◆ **PROBLEM STATEMENT**: Word for word, give the material below again, minus any images.
** START MATERIAL FOR THIS EXERCISE **
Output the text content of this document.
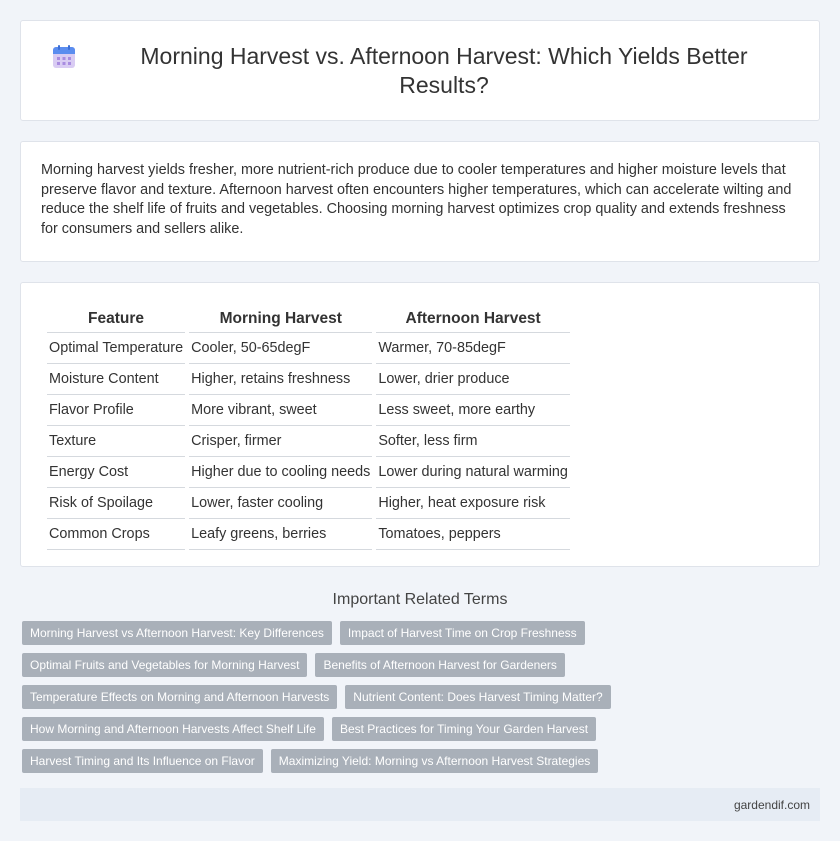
Morning Harvest vs. Afternoon Harvest: Which Yields Better Results?

Morning harvest yields fresher, more nutrient-rich produce due to cooler temperatures and higher moisture levels that preserve flavor and texture. Afternoon harvest often encounters higher temperatures, which can accelerate wilting and reduce the shelf life of fruits and vegetables. Choosing morning harvest optimizes crop quality and extends freshness for consumers and sellers alike.

Feature	Morning Harvest	Afternoon Harvest
Optimal Temperature	Cooler, 50-65degF	Warmer, 70-85degF
Moisture Content	Higher, retains freshness	Lower, drier produce
Flavor Profile	More vibrant, sweet	Less sweet, more earthy
Texture	Crisper, firmer	Softer, less firm
Energy Cost	Higher due to cooling needs	Lower during natural warming
Risk of Spoilage	Lower, faster cooling	Higher, heat exposure risk
Common Crops	Leafy greens, berries	Tomatoes, peppers
Important Related Terms
Morning Harvest vs Afternoon Harvest: Key Differences	Impact of Harvest Time on Crop Freshness
Optimal Fruits and Vegetables for Morning Harvest	Benefits of Afternoon Harvest for Gardeners
Temperature Effects on Morning and Afternoon Harvests	Nutrient Content: Does Harvest Timing Matter?
How Morning and Afternoon Harvests Affect Shelf Life	Best Practices for Timing Your Garden Harvest
Harvest Timing and Its Influence on Flavor	Maximizing Yield: Morning vs Afternoon Harvest Strategies
gardendif.com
** END MATERIAL FOR THIS EXERCISE **
◆ **ANSWER**:
Output the text content of this document.
Morning Harvest vs. Afternoon Harvest: Which Yields Better Results?

Morning harvest yields fresher, more nutrient-rich produce due to cooler temperatures and higher moisture levels that preserve flavor and texture. Afternoon harvest often encounters higher temperatures, which can accelerate wilting and reduce the shelf life of fruits and vegetables. Choosing morning harvest optimizes crop quality and extends freshness for consumers and sellers alike.

Feature	Morning Harvest	Afternoon Harvest
Optimal Temperature	Cooler, 50-65degF	Warmer, 70-85degF
Moisture Content	Higher, retains freshness	Lower, drier produce
Flavor Profile	More vibrant, sweet	Less sweet, more earthy
Texture	Crisper, firmer	Softer, less firm
Energy Cost	Higher due to cooling needs	Lower during natural warming
Risk of Spoilage	Lower, faster cooling	Higher, heat exposure risk
Common Crops	Leafy greens, berries	Tomatoes, peppers
Important Related Terms
Morning Harvest vs Afternoon Harvest: Key Differences	Impact of Harvest Time on Crop Freshness
Optimal Fruits and Vegetables for Morning Harvest	Benefits of Afternoon Harvest for Gardeners
Temperature Effects on Morning and Afternoon Harvests	Nutrient Content: Does Harvest Timing Matter?
How Morning and Afternoon Harvests Affect Shelf Life	Best Practices for Timing Your Garden Harvest
Harvest Timing and Its Influence on Flavor	Maximizing Yield: Morning vs Afternoon Harvest Strategies
gardendif.com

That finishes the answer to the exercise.